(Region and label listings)
Begin

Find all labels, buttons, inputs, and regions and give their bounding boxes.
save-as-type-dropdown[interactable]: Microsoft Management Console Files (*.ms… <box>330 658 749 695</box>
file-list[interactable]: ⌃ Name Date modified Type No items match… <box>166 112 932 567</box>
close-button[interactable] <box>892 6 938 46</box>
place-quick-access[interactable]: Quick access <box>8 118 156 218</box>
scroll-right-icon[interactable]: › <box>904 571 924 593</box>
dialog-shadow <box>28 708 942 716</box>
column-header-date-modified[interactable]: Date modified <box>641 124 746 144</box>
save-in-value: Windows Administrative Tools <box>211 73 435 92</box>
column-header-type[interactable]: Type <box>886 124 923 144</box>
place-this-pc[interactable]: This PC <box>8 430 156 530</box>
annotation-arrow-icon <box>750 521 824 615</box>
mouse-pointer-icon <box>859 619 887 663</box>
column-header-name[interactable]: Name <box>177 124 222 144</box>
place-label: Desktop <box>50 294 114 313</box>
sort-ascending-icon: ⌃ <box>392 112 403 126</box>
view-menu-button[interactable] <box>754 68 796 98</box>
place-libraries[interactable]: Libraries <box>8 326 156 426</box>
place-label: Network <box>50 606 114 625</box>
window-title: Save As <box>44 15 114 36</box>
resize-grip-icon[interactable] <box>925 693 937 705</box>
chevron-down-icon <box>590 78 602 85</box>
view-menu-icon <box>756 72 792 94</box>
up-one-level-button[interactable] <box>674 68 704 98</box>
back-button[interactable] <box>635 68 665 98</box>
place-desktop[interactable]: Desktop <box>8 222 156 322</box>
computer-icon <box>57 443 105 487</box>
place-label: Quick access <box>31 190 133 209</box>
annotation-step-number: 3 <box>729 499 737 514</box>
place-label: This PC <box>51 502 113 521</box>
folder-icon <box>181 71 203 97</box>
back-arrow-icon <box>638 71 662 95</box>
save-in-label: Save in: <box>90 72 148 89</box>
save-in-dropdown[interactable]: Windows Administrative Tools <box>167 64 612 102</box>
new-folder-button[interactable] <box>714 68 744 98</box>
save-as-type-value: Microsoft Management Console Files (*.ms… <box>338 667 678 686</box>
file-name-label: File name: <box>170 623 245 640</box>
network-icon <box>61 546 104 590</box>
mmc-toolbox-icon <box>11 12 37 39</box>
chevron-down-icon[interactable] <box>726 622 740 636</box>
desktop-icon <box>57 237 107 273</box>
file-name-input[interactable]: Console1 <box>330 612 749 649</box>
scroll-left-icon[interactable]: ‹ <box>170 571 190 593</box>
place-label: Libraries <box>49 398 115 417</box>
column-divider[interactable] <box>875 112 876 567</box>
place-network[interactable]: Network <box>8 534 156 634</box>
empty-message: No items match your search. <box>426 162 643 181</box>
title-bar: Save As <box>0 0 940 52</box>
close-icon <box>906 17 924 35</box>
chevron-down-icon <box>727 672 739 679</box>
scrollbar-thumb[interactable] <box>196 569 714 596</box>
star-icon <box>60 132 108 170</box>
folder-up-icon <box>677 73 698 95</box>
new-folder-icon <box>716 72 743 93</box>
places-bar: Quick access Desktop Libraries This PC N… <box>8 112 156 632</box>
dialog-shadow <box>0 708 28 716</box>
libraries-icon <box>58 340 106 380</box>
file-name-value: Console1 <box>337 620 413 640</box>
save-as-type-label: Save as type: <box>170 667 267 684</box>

End

Objective: Rewrite the records above with "Windows Administrative Tools" replaced by "Control Panel Tools" everywhere it occurs, keeping everything else the same.

The output:
Find all labels, buttons, inputs, and regions and give their bounding boxes.
save-as-type-dropdown[interactable]: Microsoft Management Console Files (*.ms… <box>330 658 749 695</box>
file-list[interactable]: ⌃ Name Date modified Type No items match… <box>166 112 932 567</box>
close-button[interactable] <box>892 6 938 46</box>
place-quick-access[interactable]: Quick access <box>8 118 156 218</box>
scroll-right-icon[interactable]: › <box>904 571 924 593</box>
dialog-shadow <box>28 708 942 716</box>
column-header-date-modified[interactable]: Date modified <box>641 124 746 144</box>
save-in-value: Control Panel Tools <box>211 73 435 92</box>
column-header-type[interactable]: Type <box>886 124 923 144</box>
place-this-pc[interactable]: This PC <box>8 430 156 530</box>
annotation-arrow-icon <box>750 521 824 615</box>
mouse-pointer-icon <box>859 619 887 663</box>
column-header-name[interactable]: Name <box>177 124 222 144</box>
place-label: Desktop <box>50 294 114 313</box>
sort-ascending-icon: ⌃ <box>392 112 403 126</box>
view-menu-button[interactable] <box>754 68 796 98</box>
place-libraries[interactable]: Libraries <box>8 326 156 426</box>
place-label: Network <box>50 606 114 625</box>
window-title: Save As <box>44 15 114 36</box>
resize-grip-icon[interactable] <box>925 693 937 705</box>
chevron-down-icon <box>590 78 602 85</box>
view-menu-icon <box>756 72 792 94</box>
up-one-level-button[interactable] <box>674 68 704 98</box>
back-button[interactable] <box>635 68 665 98</box>
place-desktop[interactable]: Desktop <box>8 222 156 322</box>
computer-icon <box>57 443 105 487</box>
place-label: Quick access <box>31 190 133 209</box>
annotation-step-number: 3 <box>729 499 737 514</box>
place-label: This PC <box>51 502 113 521</box>
folder-icon <box>181 71 203 97</box>
back-arrow-icon <box>638 71 662 95</box>
save-in-label: Save in: <box>90 72 148 89</box>
save-in-dropdown[interactable]: Control Panel Tools <box>167 64 612 102</box>
new-folder-button[interactable] <box>714 68 744 98</box>
save-as-type-value: Microsoft Management Console Files (*.ms… <box>338 667 678 686</box>
file-name-label: File name: <box>170 623 245 640</box>
network-icon <box>61 546 104 590</box>
mmc-toolbox-icon <box>11 12 37 39</box>
chevron-down-icon[interactable] <box>726 622 740 636</box>
desktop-icon <box>57 237 107 273</box>
file-name-input[interactable]: Console1 <box>330 612 749 649</box>
scroll-left-icon[interactable]: ‹ <box>170 571 190 593</box>
place-label: Libraries <box>49 398 115 417</box>
column-divider[interactable] <box>875 112 876 567</box>
place-network[interactable]: Network <box>8 534 156 634</box>
empty-message: No items match your search. <box>426 162 643 181</box>
title-bar: Save As <box>0 0 940 52</box>
close-icon <box>906 17 924 35</box>
chevron-down-icon <box>727 672 739 679</box>
scrollbar-thumb[interactable] <box>196 569 714 596</box>
star-icon <box>60 132 108 170</box>
folder-up-icon <box>677 73 698 95</box>
new-folder-icon <box>716 72 743 93</box>
places-bar: Quick access Desktop Libraries This PC N… <box>8 112 156 632</box>
dialog-shadow <box>0 708 28 716</box>
libraries-icon <box>58 340 106 380</box>
file-name-value: Console1 <box>337 620 413 640</box>
save-as-type-label: Save as type: <box>170 667 267 684</box>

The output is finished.